Task requirements: Write each line out again exactly as written.

Dataset records:
-------

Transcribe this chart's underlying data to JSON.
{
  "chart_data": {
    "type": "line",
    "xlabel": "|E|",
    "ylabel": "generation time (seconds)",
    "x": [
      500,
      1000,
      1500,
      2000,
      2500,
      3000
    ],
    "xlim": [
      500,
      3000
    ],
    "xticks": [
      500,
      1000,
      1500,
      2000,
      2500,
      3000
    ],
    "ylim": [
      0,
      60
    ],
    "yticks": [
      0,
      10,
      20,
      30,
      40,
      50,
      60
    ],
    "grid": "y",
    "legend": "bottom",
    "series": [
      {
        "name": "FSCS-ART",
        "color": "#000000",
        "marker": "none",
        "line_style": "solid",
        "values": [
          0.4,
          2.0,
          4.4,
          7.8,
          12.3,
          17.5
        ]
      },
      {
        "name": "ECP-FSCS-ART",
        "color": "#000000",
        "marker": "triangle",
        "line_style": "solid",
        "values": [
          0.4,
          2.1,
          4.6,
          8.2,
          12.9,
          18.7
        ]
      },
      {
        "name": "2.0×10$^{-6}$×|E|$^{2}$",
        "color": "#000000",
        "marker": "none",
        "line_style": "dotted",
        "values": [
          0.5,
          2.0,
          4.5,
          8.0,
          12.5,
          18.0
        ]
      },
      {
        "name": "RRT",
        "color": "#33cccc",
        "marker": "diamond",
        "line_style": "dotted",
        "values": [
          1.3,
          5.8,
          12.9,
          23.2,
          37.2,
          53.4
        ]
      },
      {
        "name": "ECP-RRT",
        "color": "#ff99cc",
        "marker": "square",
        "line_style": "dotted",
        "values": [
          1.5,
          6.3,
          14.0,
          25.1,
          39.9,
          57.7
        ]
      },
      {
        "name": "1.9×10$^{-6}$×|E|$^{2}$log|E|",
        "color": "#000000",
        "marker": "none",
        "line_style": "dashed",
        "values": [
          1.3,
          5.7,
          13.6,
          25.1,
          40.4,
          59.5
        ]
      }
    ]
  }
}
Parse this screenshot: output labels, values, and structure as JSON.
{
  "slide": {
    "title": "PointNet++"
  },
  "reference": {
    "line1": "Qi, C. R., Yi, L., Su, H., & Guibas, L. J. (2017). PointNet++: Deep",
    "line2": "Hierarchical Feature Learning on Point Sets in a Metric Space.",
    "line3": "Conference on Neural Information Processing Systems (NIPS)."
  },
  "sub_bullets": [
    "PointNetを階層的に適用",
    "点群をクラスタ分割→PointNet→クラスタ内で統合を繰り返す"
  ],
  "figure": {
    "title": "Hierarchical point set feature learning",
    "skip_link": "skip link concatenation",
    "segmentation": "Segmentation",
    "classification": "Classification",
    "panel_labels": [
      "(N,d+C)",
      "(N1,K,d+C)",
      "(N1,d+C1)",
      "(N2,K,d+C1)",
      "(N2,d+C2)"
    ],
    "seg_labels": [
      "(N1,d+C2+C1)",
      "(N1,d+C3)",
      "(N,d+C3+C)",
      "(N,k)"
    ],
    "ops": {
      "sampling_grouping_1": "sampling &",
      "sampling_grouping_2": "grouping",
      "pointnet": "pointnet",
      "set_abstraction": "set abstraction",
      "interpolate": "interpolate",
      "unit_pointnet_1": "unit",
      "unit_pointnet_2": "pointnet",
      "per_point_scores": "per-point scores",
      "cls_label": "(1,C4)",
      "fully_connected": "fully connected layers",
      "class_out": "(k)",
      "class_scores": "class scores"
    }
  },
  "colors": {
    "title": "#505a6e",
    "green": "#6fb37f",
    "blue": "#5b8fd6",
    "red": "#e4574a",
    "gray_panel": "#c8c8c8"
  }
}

-------

The output:
Transcribe this chart's underlying data to JSON.
{
  "chart_data": {
    "type": "line",
    "xlabel": "|E|",
    "ylabel": "generation time (seconds)",
    "x": [
      500,
      1000,
      1500,
      2000,
      2500,
      3000
    ],
    "xlim": [
      500,
      3000
    ],
    "xticks": [
      500,
      1000,
      1500,
      2000,
      2500,
      3000
    ],
    "ylim": [
      0,
      60
    ],
    "yticks": [
      0,
      10,
      20,
      30,
      40,
      50,
      60
    ],
    "grid": "y",
    "legend": "bottom",
    "series": [
      {
        "name": "FSCS-ART",
        "color": "#000000",
        "marker": "none",
        "line_style": "solid",
        "values": [
          0.4,
          2.0,
          4.4,
          7.8,
          12.3,
          17.5
        ]
      },
      {
        "name": "ECP-FSCS-ART",
        "color": "#000000",
        "marker": "triangle",
        "line_style": "solid",
        "values": [
          0.4,
          2.1,
          4.6,
          8.2,
          12.9,
          18.7
        ]
      },
      {
        "name": "2.0×10$^{-6}$×|E|$^{2}$",
        "color": "#000000",
        "marker": "none",
        "line_style": "dotted",
        "values": [
          0.5,
          2.0,
          4.5,
          8.0,
          12.5,
          18.0
        ]
      },
      {
        "name": "RRT",
        "color": "#33cccc",
        "marker": "diamond",
        "line_style": "dotted",
        "values": [
          1.3,
          5.8,
          12.9,
          23.2,
          37.2,
          53.4
        ]
      },
      {
        "name": "ECP-RRT",
        "color": "#ff99cc",
        "marker": "square",
        "line_style": "dotted",
        "values": [
          1.5,
          6.3,
          14.0,
          25.1,
          39.9,
          57.7
        ]
      },
      {
        "name": "1.9×10$^{-6}$×|E|$^{2}$log|E|",
        "color": "#000000",
        "marker": "none",
        "line_style": "dashed",
        "values": [
          1.3,
          5.7,
          13.6,
          25.1,
          40.4,
          59.5
        ]
      }
    ]
  }
}
Parse this screenshot: output labels, values, and structure as JSON.
{
  "slide": {
    "title": "PointNet++"
  },
  "reference": {
    "line1": "Qi, C. R., Yi, L., Su, H., & Guibas, L. J. (2017). PointNet++: Deep",
    "line2": "Hierarchical Feature Learning on Point Sets in a Metric Space.",
    "line3": "Conference on Neural Information Processing Systems (NIPS)."
  },
  "sub_bullets": [
    "PointNetを階層的に適用",
    "点群をクラスタ分割→PointNet→クラスタ内で統合を繰り返す"
  ],
  "figure": {
    "title": "Hierarchical point set feature learning",
    "skip_link": "skip link concatenation",
    "segmentation": "Segmentation",
    "classification": "Classification",
    "panel_labels": [
      "(N,d+C)",
      "(N1,K,d+C)",
      "(N1,d+C1)",
      "(N2,K,d+C1)",
      "(N2,d+C2)"
    ],
    "seg_labels": [
      "(N1,d+C2+C1)",
      "(N1,d+C3)",
      "(N,d+C3+C)",
      "(N,k)"
    ],
    "ops": {
      "sampling_grouping_1": "sampling &",
      "sampling_grouping_2": "grouping",
      "pointnet": "pointnet",
      "set_abstraction": "set abstraction",
      "interpolate": "interpolate",
      "unit_pointnet_1": "unit",
      "unit_pointnet_2": "pointnet",
      "per_point_scores": "per-point scores",
      "cls_label": "(1,C4)",
      "fully_connected": "fully connected layers",
      "class_out": "(k)",
      "class_scores": "class scores"
    }
  },
  "colors": {
    "title": "#505a6e",
    "green": "#6fb37f",
    "blue": "#5b8fd6",
    "red": "#e4574a",
    "gray_panel": "#c8c8c8"
  }
}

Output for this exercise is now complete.